Do this: Which lines hold the word "المغني"? Copy each of them from the material.
----- Extracted material -----
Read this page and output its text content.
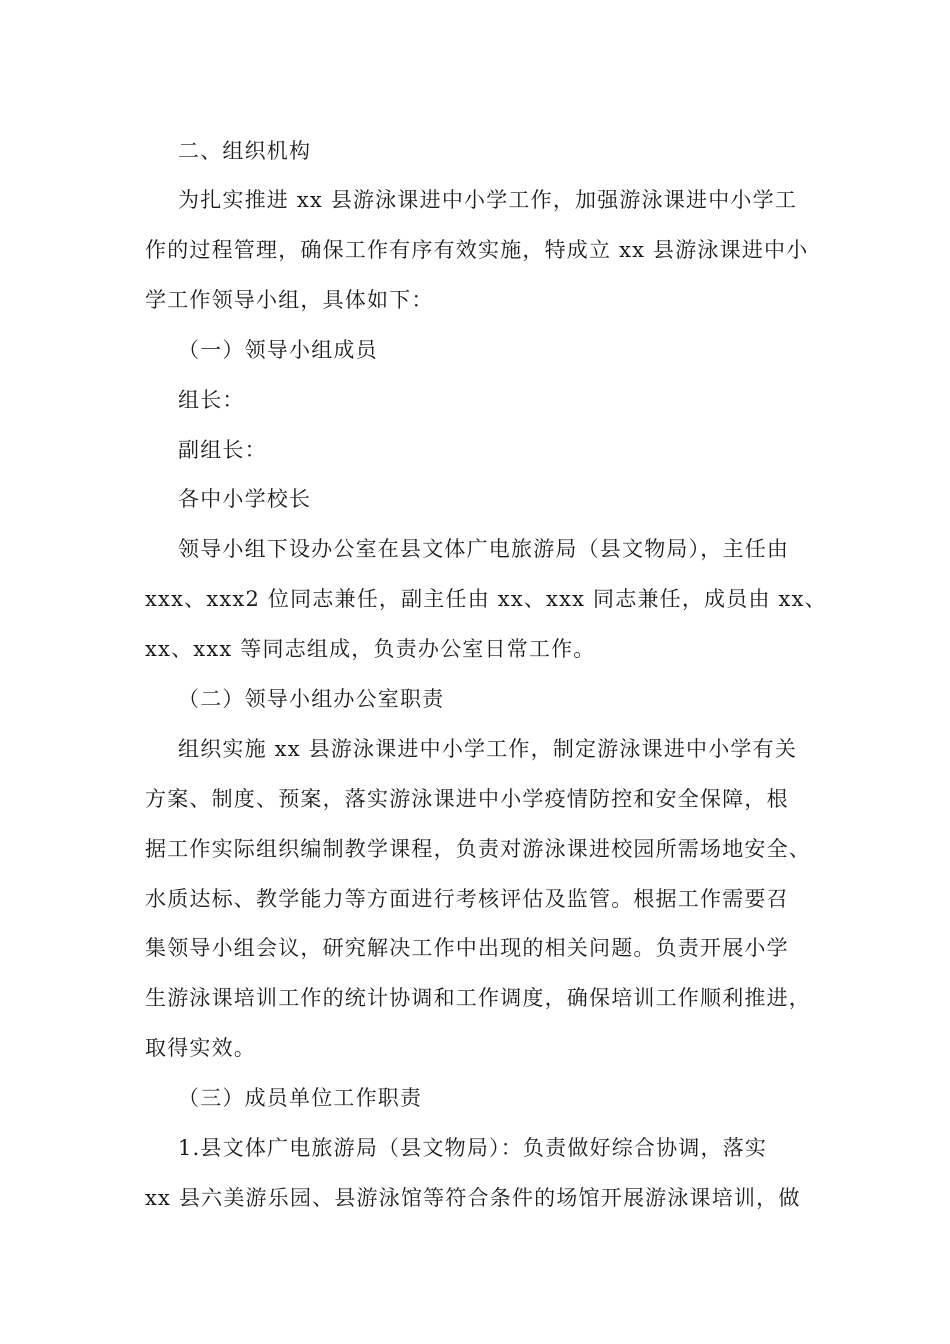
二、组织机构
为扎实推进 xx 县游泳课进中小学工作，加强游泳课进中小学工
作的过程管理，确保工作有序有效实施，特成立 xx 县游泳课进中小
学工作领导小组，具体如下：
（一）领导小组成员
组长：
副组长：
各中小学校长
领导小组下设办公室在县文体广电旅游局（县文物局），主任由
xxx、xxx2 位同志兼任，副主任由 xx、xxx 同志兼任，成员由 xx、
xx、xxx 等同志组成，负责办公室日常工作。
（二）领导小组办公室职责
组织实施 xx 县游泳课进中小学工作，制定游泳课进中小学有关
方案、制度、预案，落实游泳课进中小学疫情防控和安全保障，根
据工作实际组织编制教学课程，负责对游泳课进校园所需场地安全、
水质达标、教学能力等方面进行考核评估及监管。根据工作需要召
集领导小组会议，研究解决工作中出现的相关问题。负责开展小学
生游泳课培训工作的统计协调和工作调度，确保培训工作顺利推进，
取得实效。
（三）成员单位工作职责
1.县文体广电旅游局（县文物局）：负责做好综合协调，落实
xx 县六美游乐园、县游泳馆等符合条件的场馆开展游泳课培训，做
-----
----- Extracted material -----
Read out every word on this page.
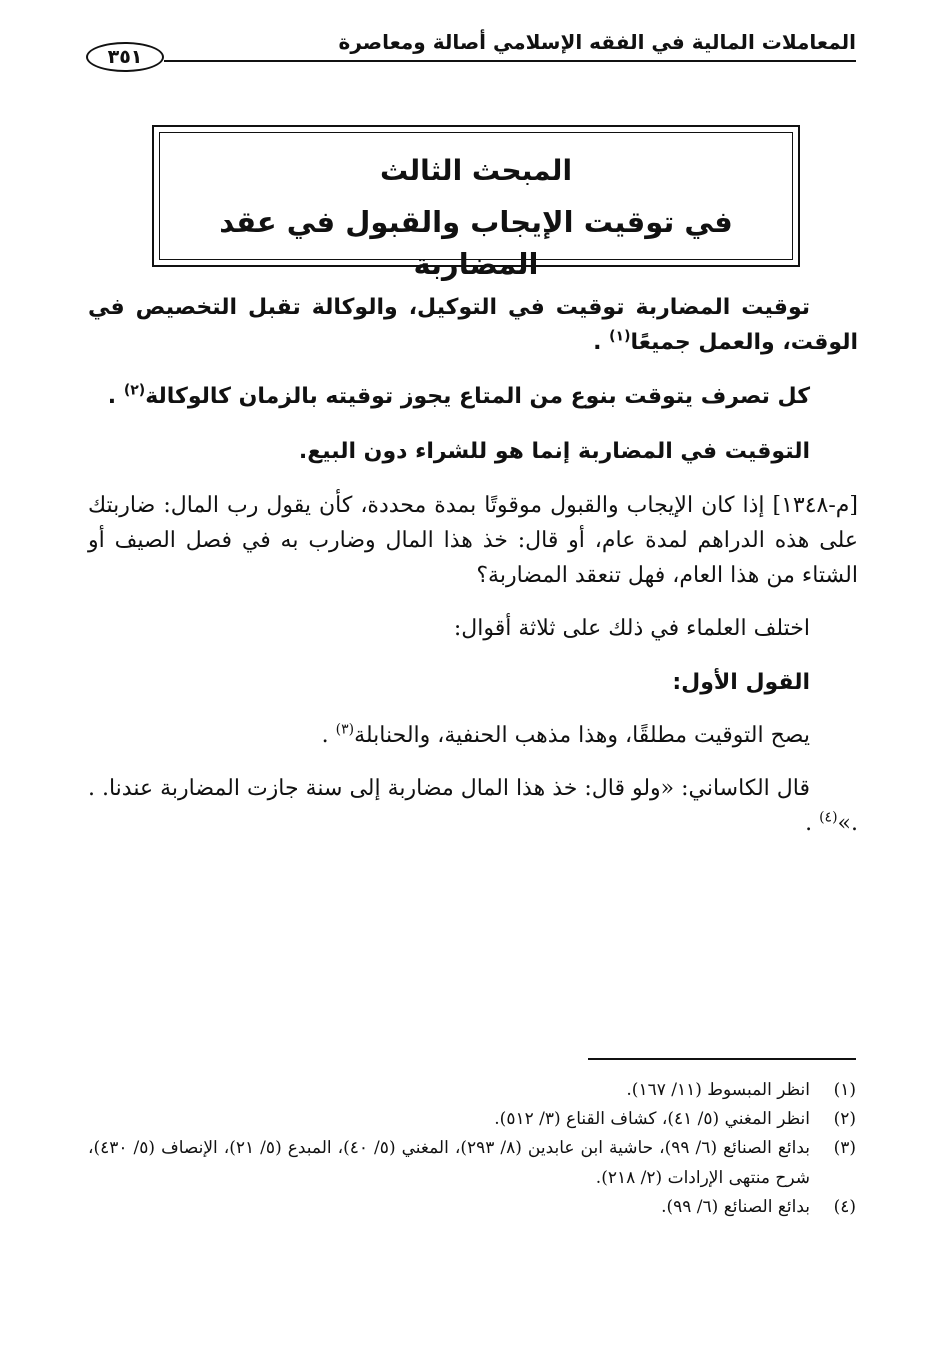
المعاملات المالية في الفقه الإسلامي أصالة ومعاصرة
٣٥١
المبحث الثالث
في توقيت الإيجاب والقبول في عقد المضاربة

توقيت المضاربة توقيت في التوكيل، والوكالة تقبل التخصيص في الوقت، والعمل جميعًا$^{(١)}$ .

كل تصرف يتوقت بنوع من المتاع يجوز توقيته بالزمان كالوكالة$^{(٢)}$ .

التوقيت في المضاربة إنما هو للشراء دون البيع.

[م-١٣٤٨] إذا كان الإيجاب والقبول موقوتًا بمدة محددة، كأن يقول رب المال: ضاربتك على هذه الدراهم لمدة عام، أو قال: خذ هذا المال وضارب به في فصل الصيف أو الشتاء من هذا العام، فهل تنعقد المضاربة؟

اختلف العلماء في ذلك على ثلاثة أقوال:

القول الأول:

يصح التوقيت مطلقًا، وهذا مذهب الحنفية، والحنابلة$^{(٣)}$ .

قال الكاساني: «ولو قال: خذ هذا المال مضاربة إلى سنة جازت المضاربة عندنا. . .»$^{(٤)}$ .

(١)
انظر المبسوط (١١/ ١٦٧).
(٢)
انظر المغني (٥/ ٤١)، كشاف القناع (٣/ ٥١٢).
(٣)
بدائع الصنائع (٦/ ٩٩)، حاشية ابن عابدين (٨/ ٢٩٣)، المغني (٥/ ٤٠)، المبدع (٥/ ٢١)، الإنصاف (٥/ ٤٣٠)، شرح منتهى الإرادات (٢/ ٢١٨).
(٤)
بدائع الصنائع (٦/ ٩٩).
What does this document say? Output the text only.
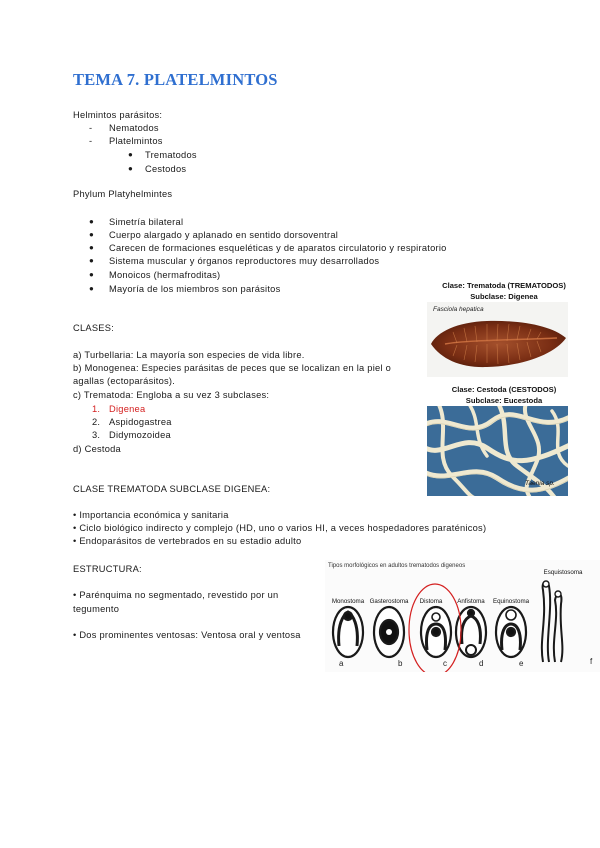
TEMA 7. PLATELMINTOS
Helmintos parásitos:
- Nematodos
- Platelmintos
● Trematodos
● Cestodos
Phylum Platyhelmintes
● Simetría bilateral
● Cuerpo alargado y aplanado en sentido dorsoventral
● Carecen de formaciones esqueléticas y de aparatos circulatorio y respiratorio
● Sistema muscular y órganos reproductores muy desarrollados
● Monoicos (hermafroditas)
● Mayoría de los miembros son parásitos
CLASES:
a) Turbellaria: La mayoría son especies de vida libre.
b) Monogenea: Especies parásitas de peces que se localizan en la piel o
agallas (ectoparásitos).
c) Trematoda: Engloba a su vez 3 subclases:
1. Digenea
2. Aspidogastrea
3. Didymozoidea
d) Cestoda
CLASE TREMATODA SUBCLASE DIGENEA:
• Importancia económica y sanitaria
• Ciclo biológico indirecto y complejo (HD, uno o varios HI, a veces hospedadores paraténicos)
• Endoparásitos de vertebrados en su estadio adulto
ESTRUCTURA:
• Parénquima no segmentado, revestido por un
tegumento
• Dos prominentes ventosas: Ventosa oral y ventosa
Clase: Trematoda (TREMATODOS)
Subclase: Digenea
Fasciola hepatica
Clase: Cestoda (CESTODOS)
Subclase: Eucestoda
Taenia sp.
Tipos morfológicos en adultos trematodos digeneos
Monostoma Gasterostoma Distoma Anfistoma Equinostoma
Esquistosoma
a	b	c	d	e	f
-----
----- Extracted material -----
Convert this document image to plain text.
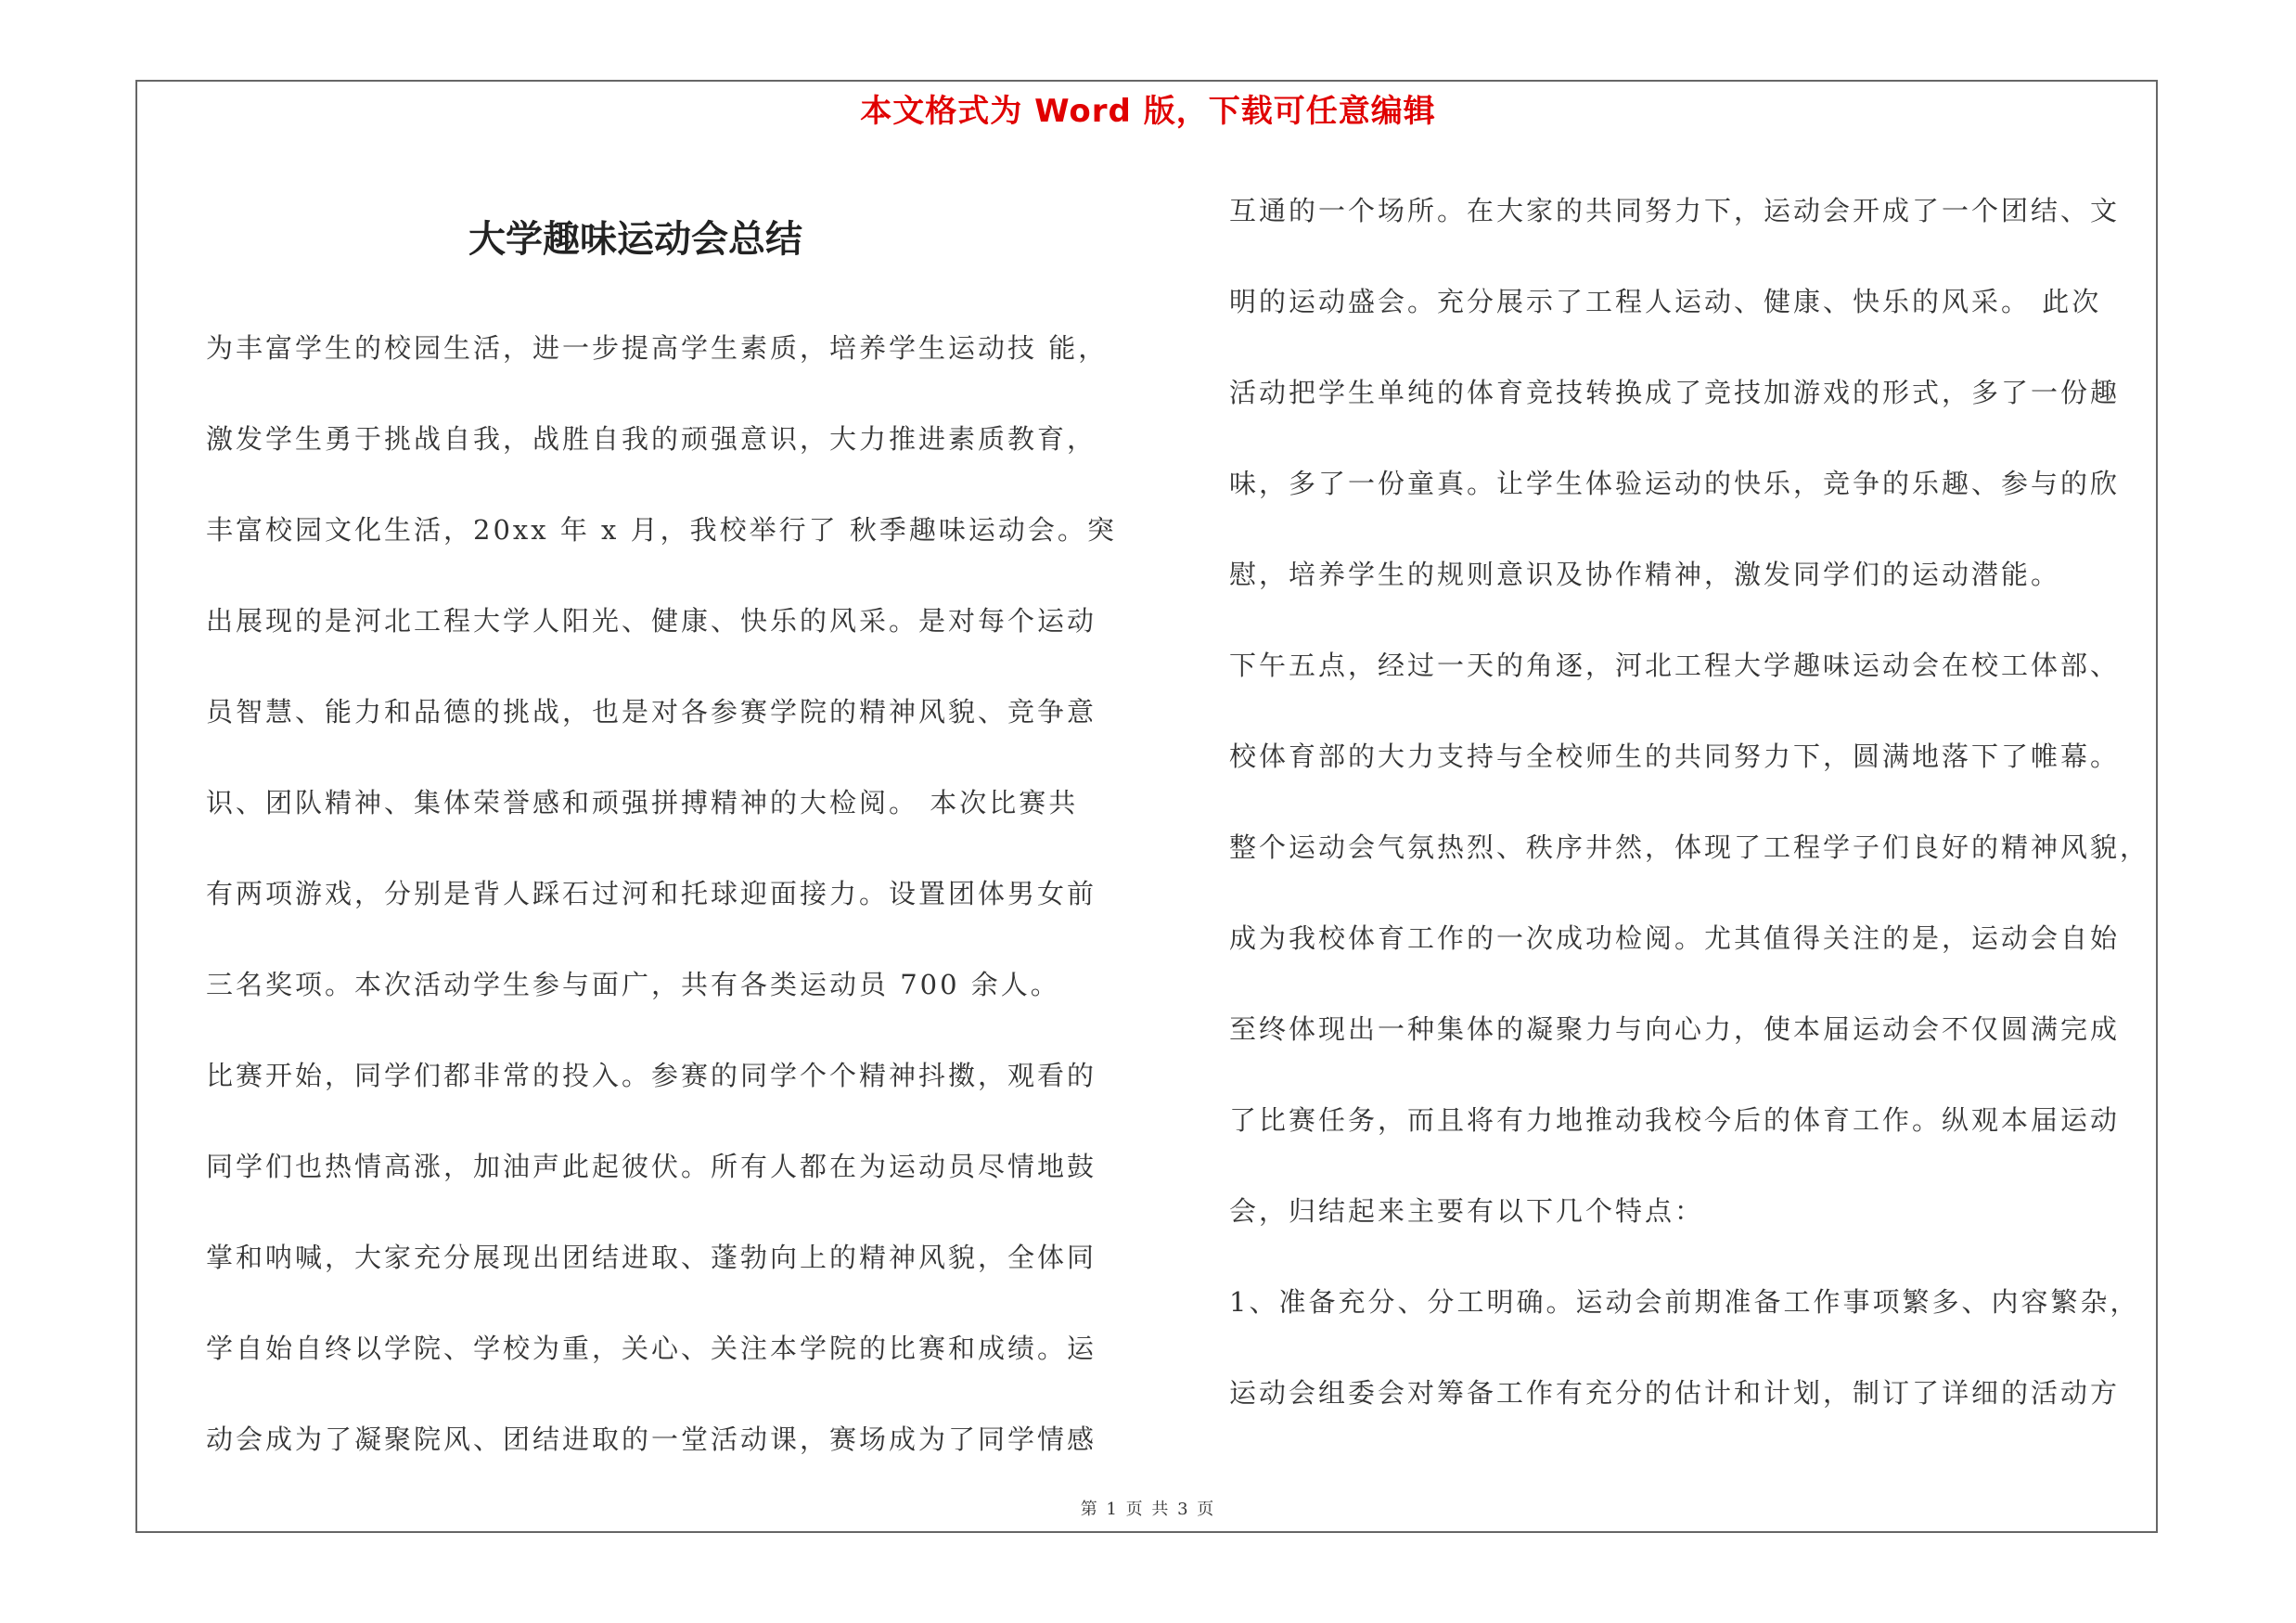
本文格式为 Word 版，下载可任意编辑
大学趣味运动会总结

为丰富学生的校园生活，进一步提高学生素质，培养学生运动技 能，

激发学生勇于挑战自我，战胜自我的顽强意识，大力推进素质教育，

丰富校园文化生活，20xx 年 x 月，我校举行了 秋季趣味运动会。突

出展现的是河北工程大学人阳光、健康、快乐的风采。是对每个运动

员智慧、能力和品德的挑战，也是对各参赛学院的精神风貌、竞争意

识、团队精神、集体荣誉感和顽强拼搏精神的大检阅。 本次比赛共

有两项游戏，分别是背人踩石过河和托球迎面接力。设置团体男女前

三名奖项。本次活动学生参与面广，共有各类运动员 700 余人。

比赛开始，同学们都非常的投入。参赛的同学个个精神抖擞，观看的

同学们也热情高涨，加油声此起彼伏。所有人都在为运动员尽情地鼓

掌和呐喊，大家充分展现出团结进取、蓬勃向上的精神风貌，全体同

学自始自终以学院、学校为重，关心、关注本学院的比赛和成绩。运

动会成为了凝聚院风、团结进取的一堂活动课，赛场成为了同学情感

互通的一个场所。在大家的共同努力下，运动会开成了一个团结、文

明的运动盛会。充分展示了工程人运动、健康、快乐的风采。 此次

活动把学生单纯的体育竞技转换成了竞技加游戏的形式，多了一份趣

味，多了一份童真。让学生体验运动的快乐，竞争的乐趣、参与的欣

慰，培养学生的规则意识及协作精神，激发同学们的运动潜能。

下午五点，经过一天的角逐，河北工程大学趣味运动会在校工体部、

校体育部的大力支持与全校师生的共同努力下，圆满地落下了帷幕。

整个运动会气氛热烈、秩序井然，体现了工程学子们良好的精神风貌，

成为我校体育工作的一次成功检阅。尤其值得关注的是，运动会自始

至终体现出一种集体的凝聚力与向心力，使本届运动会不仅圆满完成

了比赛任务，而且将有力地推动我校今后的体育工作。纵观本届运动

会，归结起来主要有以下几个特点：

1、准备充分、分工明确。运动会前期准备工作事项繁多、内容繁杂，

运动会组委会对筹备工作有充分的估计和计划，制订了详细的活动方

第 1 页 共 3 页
-----
Answer to the exercise:
انظر المغني (٥/ ٤١)، كشاف القناع (٣/ ٥١٢).
بدائع الصنائع (٦/ ٩٩)، حاشية ابن عابدين (٨/ ٢٩٣)، المغني (٥/ ٤٠)، المبدع (٥/ ٢١)، الإنصاف (٥/ ٤٣٠)، شرح منتهى الإرادات (٢/ ٢١٨).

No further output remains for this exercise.